What to work on
The entries below need to be written out exactly, with no pictures included.
○ ○ ○ ○
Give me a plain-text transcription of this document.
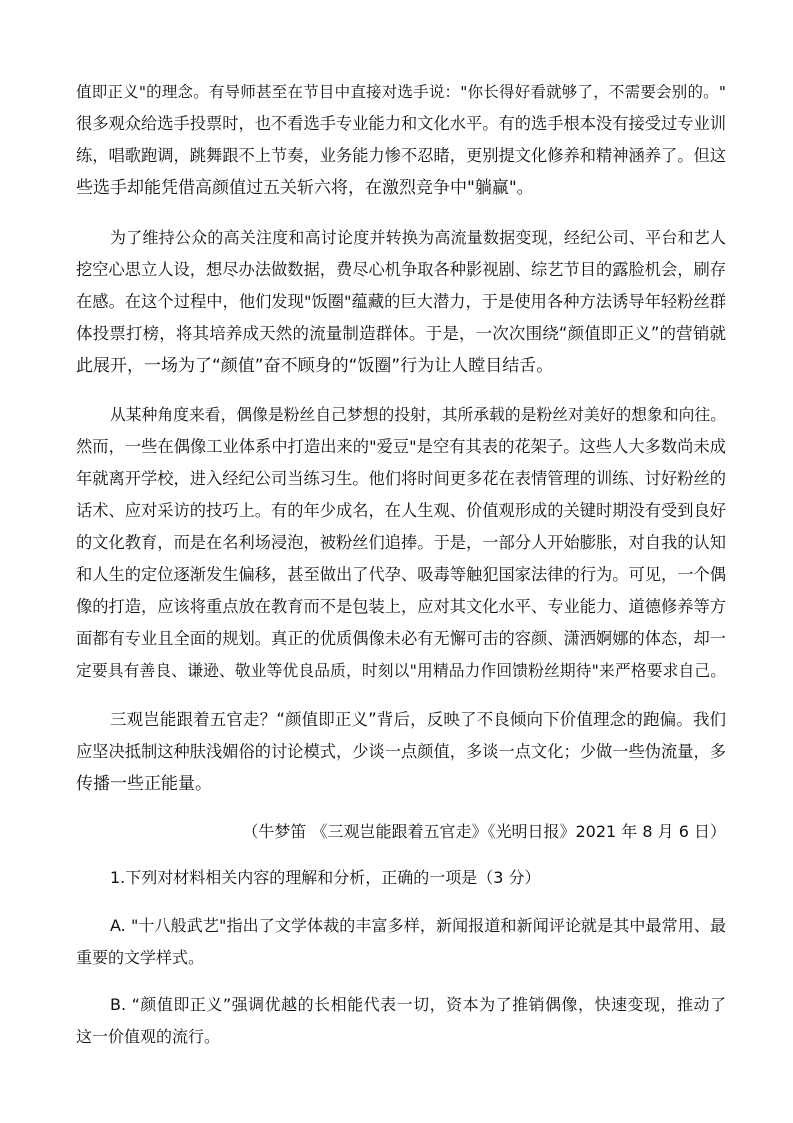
值即正义"的理念。有导师甚至在节目中直接对选手说："你长得好看就够了，不需要会别的。"
很多观众给选手投票时，也不看选手专业能力和文化水平。有的选手根本没有接受过专业训
练，唱歌跑调，跳舞跟不上节奏，业务能力惨不忍睹，更别提文化修养和精神涵养了。但这
些选手却能凭借高颜值过五关斩六将，在激烈竞争中"躺赢"。
为了维持公众的高关注度和高讨论度并转换为高流量数据变现，经纪公司、平台和艺人
挖空心思立人设，想尽办法做数据，费尽心机争取各种影视剧、综艺节目的露脸机会，刷存
在感。在这个过程中，他们发现"饭圈"蕴藏的巨大潜力，于是使用各种方法诱导年轻粉丝群
体投票打榜，将其培养成天然的流量制造群体。于是，一次次围绕“颜值即正义”的营销就
此展开，一场为了“颜值”奋不顾身的“饭圈”行为让人瞠目结舌。
从某种角度来看，偶像是粉丝自己梦想的投射，其所承载的是粉丝对美好的想象和向往。
然而，一些在偶像工业体系中打造出来的"爱豆"是空有其表的花架子。这些人大多数尚未成
年就离开学校，进入经纪公司当练习生。他们将时间更多花在表情管理的训练、讨好粉丝的
话术、应对采访的技巧上。有的年少成名，在人生观、价值观形成的关键时期没有受到良好
的文化教育，而是在名利场浸泡，被粉丝们追捧。于是，一部分人开始膨胀，对自我的认知
和人生的定位逐渐发生偏移，甚至做出了代孕、吸毒等触犯国家法律的行为。可见，一个偶
像的打造，应该将重点放在教育而不是包装上，应对其文化水平、专业能力、道德修养等方
面都有专业且全面的规划。真正的优质偶像未必有无懈可击的容颜、潇洒婀娜的体态，却一
定要具有善良、谦逊、敬业等优良品质，时刻以"用精品力作回馈粉丝期待"来严格要求自己。
三观岂能跟着五官走？“颜值即正义”背后，反映了不良倾向下价值理念的跑偏。我们
应坚决抵制这种肤浅媚俗的讨论模式，少谈一点颜值，多谈一点文化；少做一些伪流量，多
传播一些正能量。
（牛梦笛 《三观岂能跟着五官走》《光明日报》2021 年 8 月 6 日）
1.下列对材料相关内容的理解和分析，正确的一项是（3 分）
A. "十八般武艺"指出了文学体裁的丰富多样，新闻报道和新闻评论就是其中最常用、最
重要的文学样式。
B. “颜值即正义”强调优越的长相能代表一切，资本为了推销偶像，快速变现，推动了
这一价值观的流行。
○ ○ ○ ○
The solution
Give me a plain-text transcription of this document.
值即正义"的理念。有导师甚至在节目中直接对选手说："你长得好看就够了，不需要会别的。"
很多观众给选手投票时，也不看选手专业能力和文化水平。有的选手根本没有接受过专业训
练，唱歌跑调，跳舞跟不上节奏，业务能力惨不忍睹，更别提文化修养和精神涵养了。但这
些选手却能凭借高颜值过五关斩六将，在激烈竞争中"躺赢"。
为了维持公众的高关注度和高讨论度并转换为高流量数据变现，经纪公司、平台和艺人
挖空心思立人设，想尽办法做数据，费尽心机争取各种影视剧、综艺节目的露脸机会，刷存
在感。在这个过程中，他们发现"饭圈"蕴藏的巨大潜力，于是使用各种方法诱导年轻粉丝群
体投票打榜，将其培养成天然的流量制造群体。于是，一次次围绕“颜值即正义”的营销就
此展开，一场为了“颜值”奋不顾身的“饭圈”行为让人瞠目结舌。
从某种角度来看，偶像是粉丝自己梦想的投射，其所承载的是粉丝对美好的想象和向往。
然而，一些在偶像工业体系中打造出来的"爱豆"是空有其表的花架子。这些人大多数尚未成
年就离开学校，进入经纪公司当练习生。他们将时间更多花在表情管理的训练、讨好粉丝的
话术、应对采访的技巧上。有的年少成名，在人生观、价值观形成的关键时期没有受到良好
的文化教育，而是在名利场浸泡，被粉丝们追捧。于是，一部分人开始膨胀，对自我的认知
和人生的定位逐渐发生偏移，甚至做出了代孕、吸毒等触犯国家法律的行为。可见，一个偶
像的打造，应该将重点放在教育而不是包装上，应对其文化水平、专业能力、道德修养等方
面都有专业且全面的规划。真正的优质偶像未必有无懈可击的容颜、潇洒婀娜的体态，却一
定要具有善良、谦逊、敬业等优良品质，时刻以"用精品力作回馈粉丝期待"来严格要求自己。
三观岂能跟着五官走？“颜值即正义”背后，反映了不良倾向下价值理念的跑偏。我们
应坚决抵制这种肤浅媚俗的讨论模式，少谈一点颜值，多谈一点文化；少做一些伪流量，多
传播一些正能量。
（牛梦笛 《三观岂能跟着五官走》《光明日报》2021 年 8 月 6 日）
1.下列对材料相关内容的理解和分析，正确的一项是（3 分）
A. "十八般武艺"指出了文学体裁的丰富多样，新闻报道和新闻评论就是其中最常用、最
重要的文学样式。
B. “颜值即正义”强调优越的长相能代表一切，资本为了推销偶像，快速变现，推动了
这一价值观的流行。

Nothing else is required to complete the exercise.